Instruction
Write out all the entries word for word, but skip any images.

◆ ◆ ◆

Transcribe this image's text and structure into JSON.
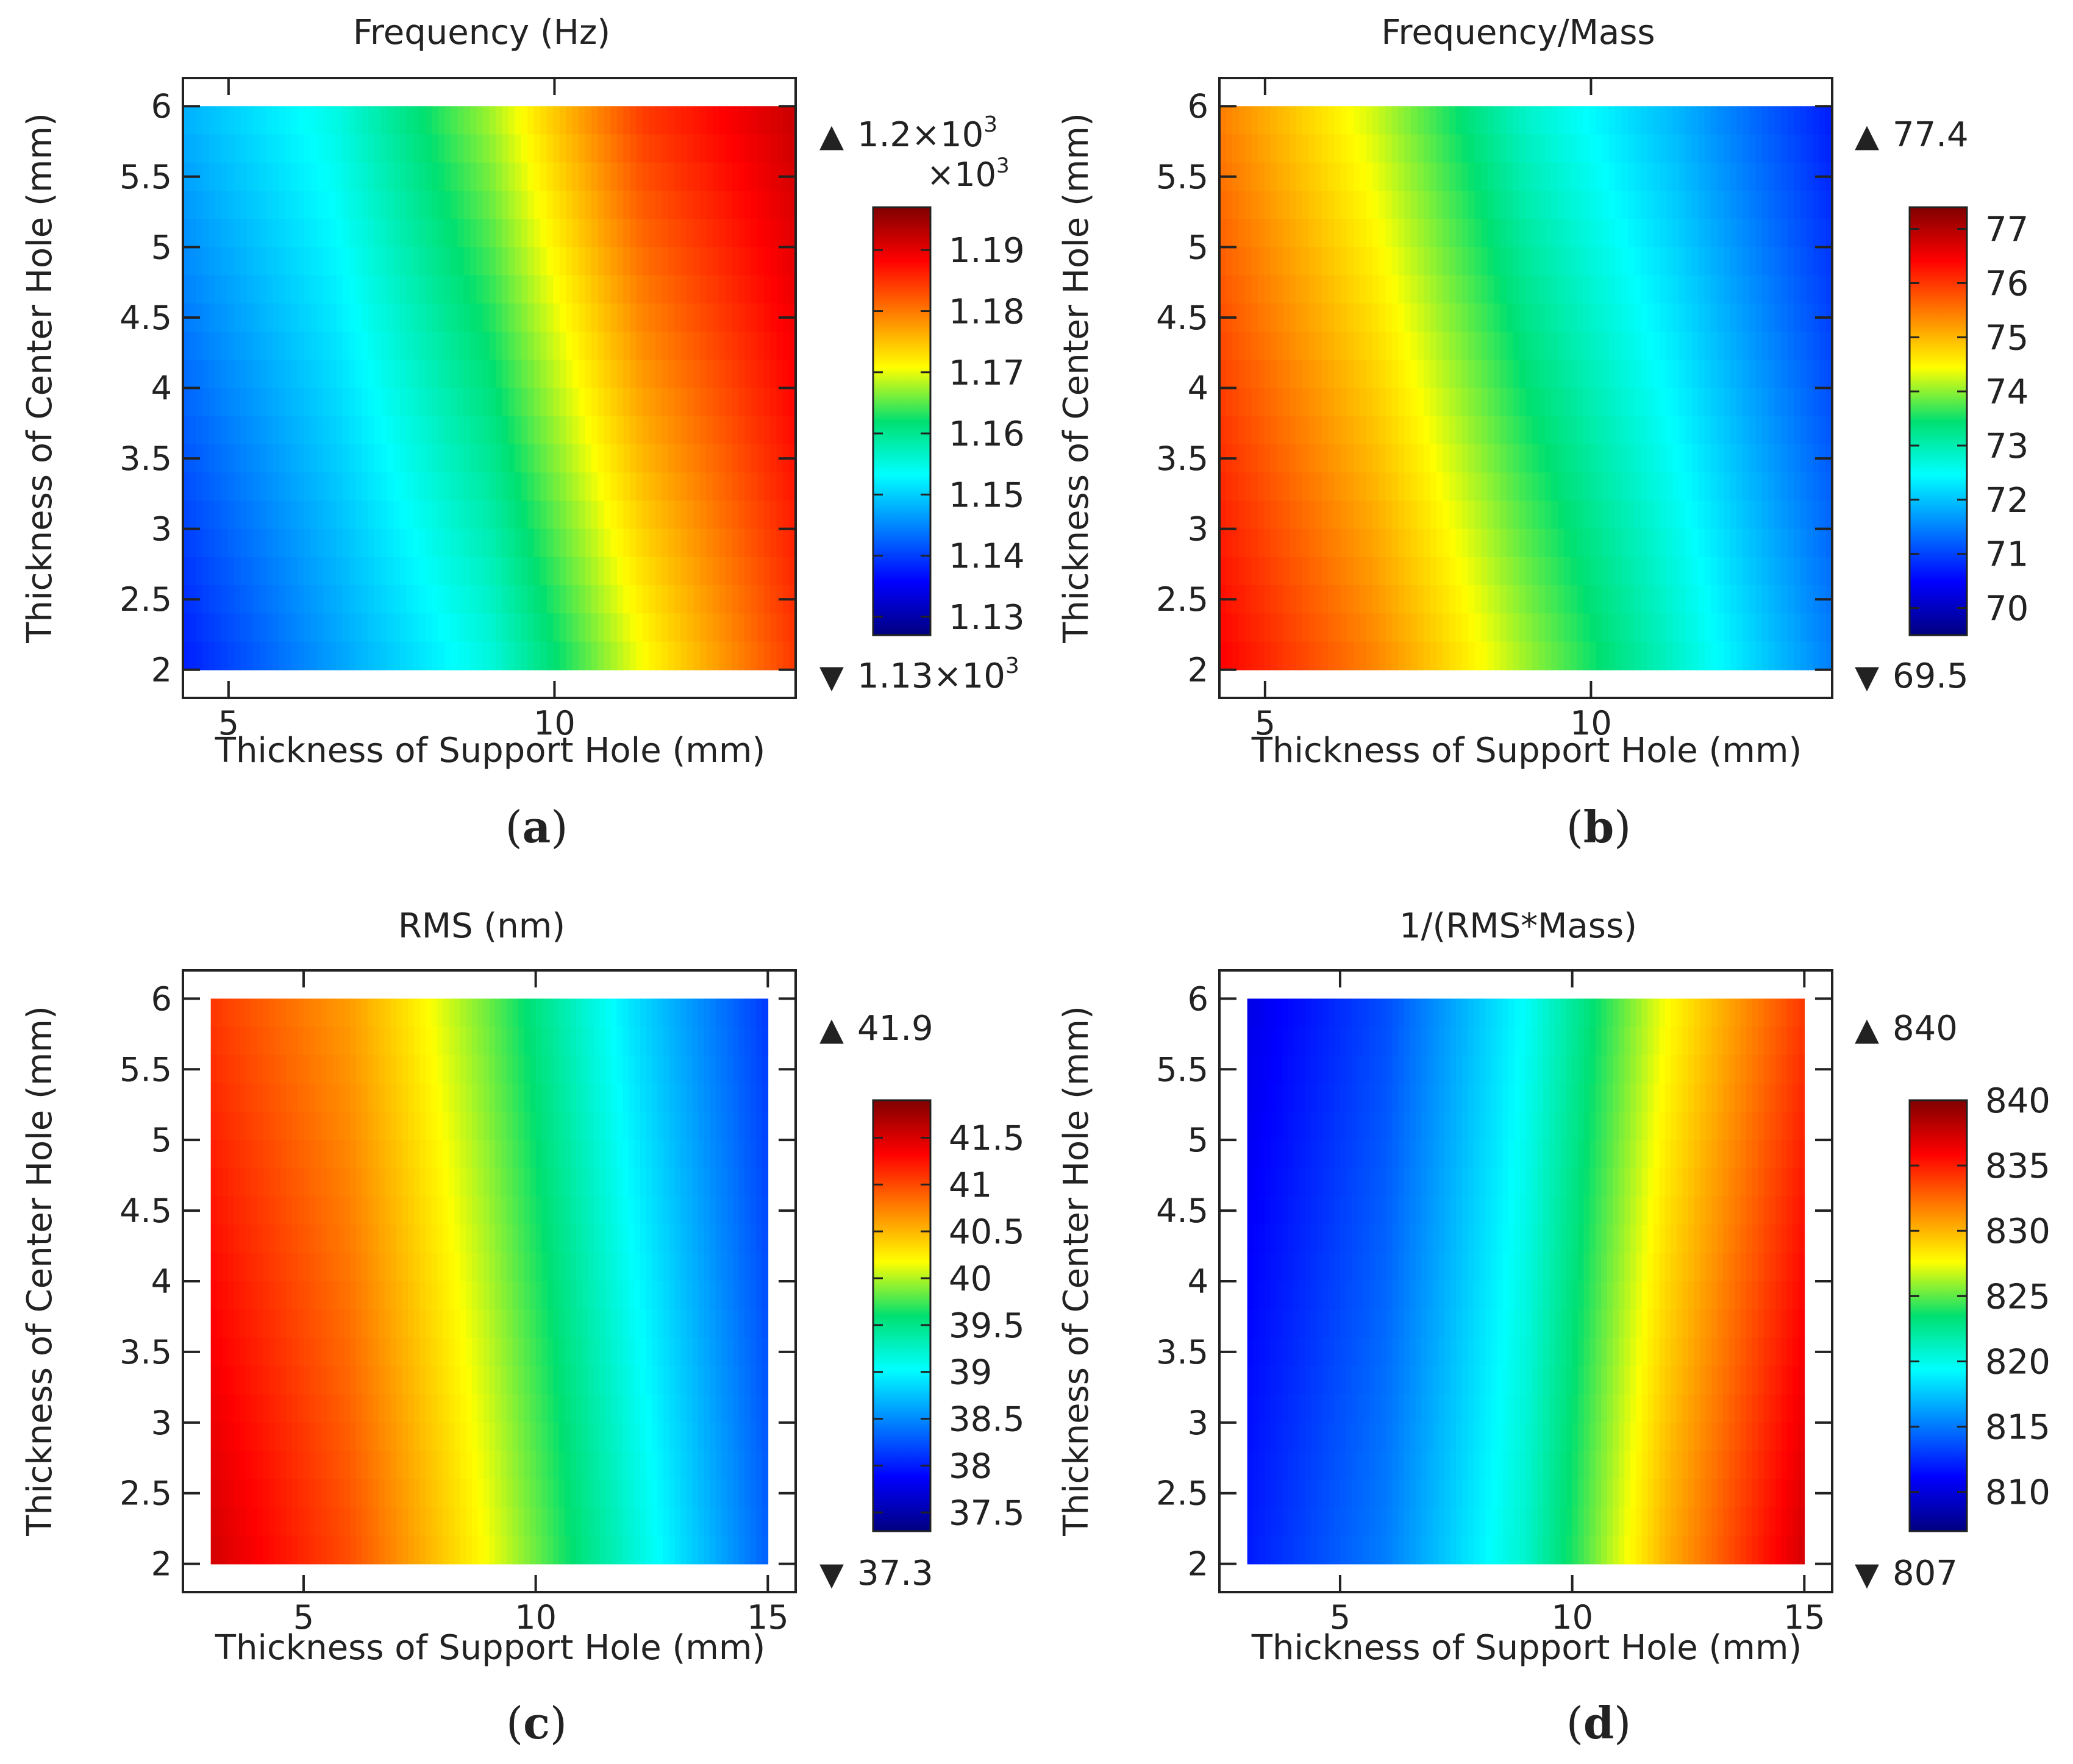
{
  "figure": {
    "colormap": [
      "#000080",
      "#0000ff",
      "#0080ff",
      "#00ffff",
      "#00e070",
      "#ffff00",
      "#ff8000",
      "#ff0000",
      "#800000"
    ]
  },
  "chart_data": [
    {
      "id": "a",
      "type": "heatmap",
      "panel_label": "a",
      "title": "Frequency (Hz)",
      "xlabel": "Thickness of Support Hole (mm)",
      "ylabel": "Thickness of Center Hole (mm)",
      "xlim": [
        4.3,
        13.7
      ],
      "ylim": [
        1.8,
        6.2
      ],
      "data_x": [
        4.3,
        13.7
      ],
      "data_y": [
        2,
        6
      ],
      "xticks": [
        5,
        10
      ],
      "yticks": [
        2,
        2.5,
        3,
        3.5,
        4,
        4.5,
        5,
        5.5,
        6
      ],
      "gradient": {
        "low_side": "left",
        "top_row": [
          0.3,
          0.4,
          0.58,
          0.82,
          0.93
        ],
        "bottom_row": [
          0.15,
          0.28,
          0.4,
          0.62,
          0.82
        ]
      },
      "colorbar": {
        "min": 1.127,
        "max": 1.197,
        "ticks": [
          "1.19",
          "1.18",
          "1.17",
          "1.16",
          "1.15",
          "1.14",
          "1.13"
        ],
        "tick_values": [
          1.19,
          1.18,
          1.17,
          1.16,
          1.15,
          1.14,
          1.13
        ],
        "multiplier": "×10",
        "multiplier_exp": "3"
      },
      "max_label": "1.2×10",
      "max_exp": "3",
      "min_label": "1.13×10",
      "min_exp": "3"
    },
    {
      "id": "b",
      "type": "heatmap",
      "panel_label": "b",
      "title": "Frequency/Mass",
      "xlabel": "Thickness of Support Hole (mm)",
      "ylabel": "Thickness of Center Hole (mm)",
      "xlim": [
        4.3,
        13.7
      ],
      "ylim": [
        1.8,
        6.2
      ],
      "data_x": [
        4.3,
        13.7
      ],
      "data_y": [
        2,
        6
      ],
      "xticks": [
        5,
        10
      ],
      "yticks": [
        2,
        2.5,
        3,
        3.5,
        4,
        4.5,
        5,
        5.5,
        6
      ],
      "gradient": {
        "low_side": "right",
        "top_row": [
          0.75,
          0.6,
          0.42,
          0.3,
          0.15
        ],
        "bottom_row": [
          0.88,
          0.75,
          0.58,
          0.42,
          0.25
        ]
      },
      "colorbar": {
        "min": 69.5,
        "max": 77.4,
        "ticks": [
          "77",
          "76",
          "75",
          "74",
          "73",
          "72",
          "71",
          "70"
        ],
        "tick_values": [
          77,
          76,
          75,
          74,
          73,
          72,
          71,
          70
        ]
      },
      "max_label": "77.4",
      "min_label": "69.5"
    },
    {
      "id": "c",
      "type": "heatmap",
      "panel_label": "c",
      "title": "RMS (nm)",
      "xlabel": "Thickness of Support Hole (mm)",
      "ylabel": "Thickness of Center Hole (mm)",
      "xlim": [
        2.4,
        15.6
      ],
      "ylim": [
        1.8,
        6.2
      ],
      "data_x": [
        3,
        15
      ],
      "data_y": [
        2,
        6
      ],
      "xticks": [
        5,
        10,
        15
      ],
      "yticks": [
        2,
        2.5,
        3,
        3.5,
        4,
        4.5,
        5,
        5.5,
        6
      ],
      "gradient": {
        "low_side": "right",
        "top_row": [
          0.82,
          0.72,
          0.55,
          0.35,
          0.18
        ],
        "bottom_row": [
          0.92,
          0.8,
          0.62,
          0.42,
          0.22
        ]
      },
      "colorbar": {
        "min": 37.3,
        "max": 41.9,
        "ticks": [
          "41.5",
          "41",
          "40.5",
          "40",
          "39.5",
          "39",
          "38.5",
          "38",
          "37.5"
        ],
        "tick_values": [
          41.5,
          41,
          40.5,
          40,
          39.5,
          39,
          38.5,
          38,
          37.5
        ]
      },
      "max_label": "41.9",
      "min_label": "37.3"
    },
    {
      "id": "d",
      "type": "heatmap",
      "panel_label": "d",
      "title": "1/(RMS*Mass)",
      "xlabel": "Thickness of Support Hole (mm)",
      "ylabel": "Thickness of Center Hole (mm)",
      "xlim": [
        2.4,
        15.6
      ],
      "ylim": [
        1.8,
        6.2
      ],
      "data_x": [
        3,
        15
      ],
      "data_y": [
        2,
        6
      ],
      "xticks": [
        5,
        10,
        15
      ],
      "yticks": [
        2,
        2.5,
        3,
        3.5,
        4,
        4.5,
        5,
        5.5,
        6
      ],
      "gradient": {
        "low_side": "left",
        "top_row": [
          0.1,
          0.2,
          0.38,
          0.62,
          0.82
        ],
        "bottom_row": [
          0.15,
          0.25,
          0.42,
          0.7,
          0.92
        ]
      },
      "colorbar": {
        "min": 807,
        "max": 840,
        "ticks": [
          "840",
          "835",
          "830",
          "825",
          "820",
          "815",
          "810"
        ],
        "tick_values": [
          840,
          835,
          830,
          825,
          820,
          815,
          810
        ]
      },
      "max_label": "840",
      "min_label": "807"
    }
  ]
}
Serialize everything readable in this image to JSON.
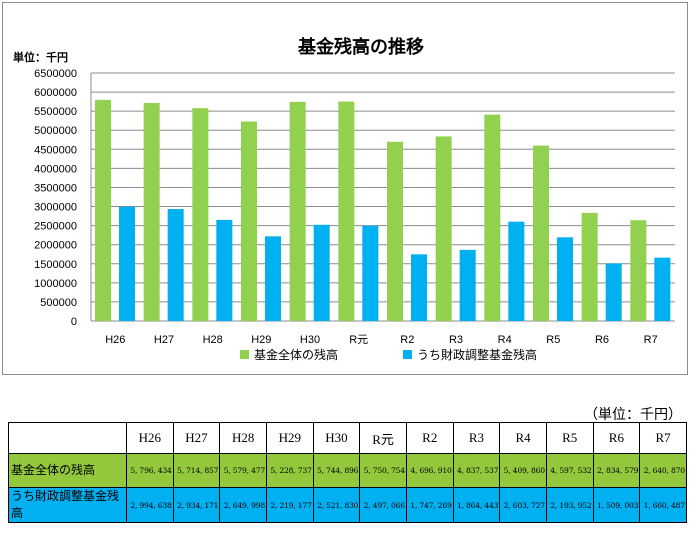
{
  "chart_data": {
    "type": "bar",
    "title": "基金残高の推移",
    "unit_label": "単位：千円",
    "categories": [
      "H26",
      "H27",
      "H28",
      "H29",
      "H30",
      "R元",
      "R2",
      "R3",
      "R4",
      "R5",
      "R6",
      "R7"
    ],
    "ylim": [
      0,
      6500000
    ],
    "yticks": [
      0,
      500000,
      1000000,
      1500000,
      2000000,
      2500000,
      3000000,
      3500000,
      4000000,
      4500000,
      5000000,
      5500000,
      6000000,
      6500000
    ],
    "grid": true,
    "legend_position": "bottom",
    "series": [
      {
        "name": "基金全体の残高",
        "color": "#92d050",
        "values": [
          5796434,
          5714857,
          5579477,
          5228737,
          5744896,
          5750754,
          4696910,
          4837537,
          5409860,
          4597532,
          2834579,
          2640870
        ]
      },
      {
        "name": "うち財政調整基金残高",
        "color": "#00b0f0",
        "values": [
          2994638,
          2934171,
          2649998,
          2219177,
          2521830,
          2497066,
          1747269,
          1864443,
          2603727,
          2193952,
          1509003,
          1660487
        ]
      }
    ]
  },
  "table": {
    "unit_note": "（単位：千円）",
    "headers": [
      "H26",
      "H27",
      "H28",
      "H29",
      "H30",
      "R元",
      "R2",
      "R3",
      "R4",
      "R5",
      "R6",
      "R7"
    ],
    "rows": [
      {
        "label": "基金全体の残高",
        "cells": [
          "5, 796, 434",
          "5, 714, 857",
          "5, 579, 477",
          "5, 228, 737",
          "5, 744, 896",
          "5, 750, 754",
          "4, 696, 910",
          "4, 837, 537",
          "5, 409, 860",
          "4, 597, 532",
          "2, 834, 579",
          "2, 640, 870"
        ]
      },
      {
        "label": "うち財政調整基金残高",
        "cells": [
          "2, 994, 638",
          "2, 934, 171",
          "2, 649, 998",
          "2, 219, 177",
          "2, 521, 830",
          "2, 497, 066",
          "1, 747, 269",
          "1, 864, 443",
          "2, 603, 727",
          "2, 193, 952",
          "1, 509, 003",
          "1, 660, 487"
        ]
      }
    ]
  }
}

◆ ◆ ◆

Written answer
Transcribe this image's text and structure into JSON.
{
  "figure": {
    "colormap": [
      "#000080",
      "#0000ff",
      "#0080ff",
      "#00ffff",
      "#00e070",
      "#ffff00",
      "#ff8000",
      "#ff0000",
      "#800000"
    ]
  },
  "chart_data": [
    {
      "id": "a",
      "type": "heatmap",
      "panel_label": "a",
      "title": "Frequency (Hz)",
      "xlabel": "Thickness of Support Hole (mm)",
      "ylabel": "Thickness of Center Hole (mm)",
      "xlim": [
        4.3,
        13.7
      ],
      "ylim": [
        1.8,
        6.2
      ],
      "data_x": [
        4.3,
        13.7
      ],
      "data_y": [
        2,
        6
      ],
      "xticks": [
        5,
        10
      ],
      "yticks": [
        2,
        2.5,
        3,
        3.5,
        4,
        4.5,
        5,
        5.5,
        6
      ],
      "gradient": {
        "low_side": "left",
        "top_row": [
          0.3,
          0.4,
          0.58,
          0.82,
          0.93
        ],
        "bottom_row": [
          0.15,
          0.28,
          0.4,
          0.62,
          0.82
        ]
      },
      "colorbar": {
        "min": 1.127,
        "max": 1.197,
        "ticks": [
          "1.19",
          "1.18",
          "1.17",
          "1.16",
          "1.15",
          "1.14",
          "1.13"
        ],
        "tick_values": [
          1.19,
          1.18,
          1.17,
          1.16,
          1.15,
          1.14,
          1.13
        ],
        "multiplier": "×10",
        "multiplier_exp": "3"
      },
      "max_label": "1.2×10",
      "max_exp": "3",
      "min_label": "1.13×10",
      "min_exp": "3"
    },
    {
      "id": "b",
      "type": "heatmap",
      "panel_label": "b",
      "title": "Frequency/Mass",
      "xlabel": "Thickness of Support Hole (mm)",
      "ylabel": "Thickness of Center Hole (mm)",
      "xlim": [
        4.3,
        13.7
      ],
      "ylim": [
        1.8,
        6.2
      ],
      "data_x": [
        4.3,
        13.7
      ],
      "data_y": [
        2,
        6
      ],
      "xticks": [
        5,
        10
      ],
      "yticks": [
        2,
        2.5,
        3,
        3.5,
        4,
        4.5,
        5,
        5.5,
        6
      ],
      "gradient": {
        "low_side": "right",
        "top_row": [
          0.75,
          0.6,
          0.42,
          0.3,
          0.15
        ],
        "bottom_row": [
          0.88,
          0.75,
          0.58,
          0.42,
          0.25
        ]
      },
      "colorbar": {
        "min": 69.5,
        "max": 77.4,
        "ticks": [
          "77",
          "76",
          "75",
          "74",
          "73",
          "72",
          "71",
          "70"
        ],
        "tick_values": [
          77,
          76,
          75,
          74,
          73,
          72,
          71,
          70
        ]
      },
      "max_label": "77.4",
      "min_label": "69.5"
    },
    {
      "id": "c",
      "type": "heatmap",
      "panel_label": "c",
      "title": "RMS (nm)",
      "xlabel": "Thickness of Support Hole (mm)",
      "ylabel": "Thickness of Center Hole (mm)",
      "xlim": [
        2.4,
        15.6
      ],
      "ylim": [
        1.8,
        6.2
      ],
      "data_x": [
        3,
        15
      ],
      "data_y": [
        2,
        6
      ],
      "xticks": [
        5,
        10,
        15
      ],
      "yticks": [
        2,
        2.5,
        3,
        3.5,
        4,
        4.5,
        5,
        5.5,
        6
      ],
      "gradient": {
        "low_side": "right",
        "top_row": [
          0.82,
          0.72,
          0.55,
          0.35,
          0.18
        ],
        "bottom_row": [
          0.92,
          0.8,
          0.62,
          0.42,
          0.22
        ]
      },
      "colorbar": {
        "min": 37.3,
        "max": 41.9,
        "ticks": [
          "41.5",
          "41",
          "40.5",
          "40",
          "39.5",
          "39",
          "38.5",
          "38",
          "37.5"
        ],
        "tick_values": [
          41.5,
          41,
          40.5,
          40,
          39.5,
          39,
          38.5,
          38,
          37.5
        ]
      },
      "max_label": "41.9",
      "min_label": "37.3"
    },
    {
      "id": "d",
      "type": "heatmap",
      "panel_label": "d",
      "title": "1/(RMS*Mass)",
      "xlabel": "Thickness of Support Hole (mm)",
      "ylabel": "Thickness of Center Hole (mm)",
      "xlim": [
        2.4,
        15.6
      ],
      "ylim": [
        1.8,
        6.2
      ],
      "data_x": [
        3,
        15
      ],
      "data_y": [
        2,
        6
      ],
      "xticks": [
        5,
        10,
        15
      ],
      "yticks": [
        2,
        2.5,
        3,
        3.5,
        4,
        4.5,
        5,
        5.5,
        6
      ],
      "gradient": {
        "low_side": "left",
        "top_row": [
          0.1,
          0.2,
          0.38,
          0.62,
          0.82
        ],
        "bottom_row": [
          0.15,
          0.25,
          0.42,
          0.7,
          0.92
        ]
      },
      "colorbar": {
        "min": 807,
        "max": 840,
        "ticks": [
          "840",
          "835",
          "830",
          "825",
          "820",
          "815",
          "810"
        ],
        "tick_values": [
          840,
          835,
          830,
          825,
          820,
          815,
          810
        ]
      },
      "max_label": "840",
      "min_label": "807"
    }
  ]
}
Serialize everything readable in this image to JSON.
{
  "chart_data": {
    "type": "bar",
    "title": "基金残高の推移",
    "unit_label": "単位：千円",
    "categories": [
      "H26",
      "H27",
      "H28",
      "H29",
      "H30",
      "R元",
      "R2",
      "R3",
      "R4",
      "R5",
      "R6",
      "R7"
    ],
    "ylim": [
      0,
      6500000
    ],
    "yticks": [
      0,
      500000,
      1000000,
      1500000,
      2000000,
      2500000,
      3000000,
      3500000,
      4000000,
      4500000,
      5000000,
      5500000,
      6000000,
      6500000
    ],
    "grid": true,
    "legend_position": "bottom",
    "series": [
      {
        "name": "基金全体の残高",
        "color": "#92d050",
        "values": [
          5796434,
          5714857,
          5579477,
          5228737,
          5744896,
          5750754,
          4696910,
          4837537,
          5409860,
          4597532,
          2834579,
          2640870
        ]
      },
      {
        "name": "うち財政調整基金残高",
        "color": "#00b0f0",
        "values": [
          2994638,
          2934171,
          2649998,
          2219177,
          2521830,
          2497066,
          1747269,
          1864443,
          2603727,
          2193952,
          1509003,
          1660487
        ]
      }
    ]
  },
  "table": {
    "unit_note": "（単位：千円）",
    "headers": [
      "H26",
      "H27",
      "H28",
      "H29",
      "H30",
      "R元",
      "R2",
      "R3",
      "R4",
      "R5",
      "R6",
      "R7"
    ],
    "rows": [
      {
        "label": "基金全体の残高",
        "cells": [
          "5, 796, 434",
          "5, 714, 857",
          "5, 579, 477",
          "5, 228, 737",
          "5, 744, 896",
          "5, 750, 754",
          "4, 696, 910",
          "4, 837, 537",
          "5, 409, 860",
          "4, 597, 532",
          "2, 834, 579",
          "2, 640, 870"
        ]
      },
      {
        "label": "うち財政調整基金残高",
        "cells": [
          "2, 994, 638",
          "2, 934, 171",
          "2, 649, 998",
          "2, 219, 177",
          "2, 521, 830",
          "2, 497, 066",
          "1, 747, 269",
          "1, 864, 443",
          "2, 603, 727",
          "2, 193, 952",
          "1, 509, 003",
          "1, 660, 487"
        ]
      }
    ]
  }
}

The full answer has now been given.